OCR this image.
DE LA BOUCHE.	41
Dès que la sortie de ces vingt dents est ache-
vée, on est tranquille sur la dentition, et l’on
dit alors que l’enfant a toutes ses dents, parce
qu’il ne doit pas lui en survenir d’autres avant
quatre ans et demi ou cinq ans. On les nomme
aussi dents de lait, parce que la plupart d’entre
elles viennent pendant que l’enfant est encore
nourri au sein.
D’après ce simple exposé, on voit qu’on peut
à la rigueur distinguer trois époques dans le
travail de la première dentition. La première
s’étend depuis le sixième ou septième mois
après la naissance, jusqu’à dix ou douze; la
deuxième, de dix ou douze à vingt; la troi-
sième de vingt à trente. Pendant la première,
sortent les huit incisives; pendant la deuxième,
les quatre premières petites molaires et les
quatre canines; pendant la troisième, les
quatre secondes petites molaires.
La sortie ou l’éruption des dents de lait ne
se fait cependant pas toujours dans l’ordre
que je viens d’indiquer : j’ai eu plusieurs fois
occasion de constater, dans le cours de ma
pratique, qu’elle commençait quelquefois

☆ ☆ ☆ ☆ ☆

Exercise goal
Print every entry exactly as written.

In response
OCR this image.
DE LA BOUCHE.	41
Dès que la sortie de ces vingt dents est ache-
vée, on est tranquille sur la dentition, et l’on
dit alors que l’enfant a toutes ses dents, parce
qu’il ne doit pas lui en survenir d’autres avant
quatre ans et demi ou cinq ans. On les nomme
aussi dents de lait, parce que la plupart d’entre
elles viennent pendant que l’enfant est encore
nourri au sein.
D’après ce simple exposé, on voit qu’on peut
à la rigueur distinguer trois époques dans le
travail de la première dentition. La première
s’étend depuis le sixième ou septième mois
après la naissance, jusqu’à dix ou douze; la
deuxième, de dix ou douze à vingt; la troi-
sième de vingt à trente. Pendant la première,
sortent les huit incisives; pendant la deuxième,
les quatre premières petites molaires et les
quatre canines; pendant la troisième, les
quatre secondes petites molaires.
La sortie ou l’éruption des dents de lait ne
se fait cependant pas toujours dans l’ordre
que je viens d’indiquer : j’ai eu plusieurs fois
occasion de constater, dans le cours de ma
pratique, qu’elle commençait quelquefois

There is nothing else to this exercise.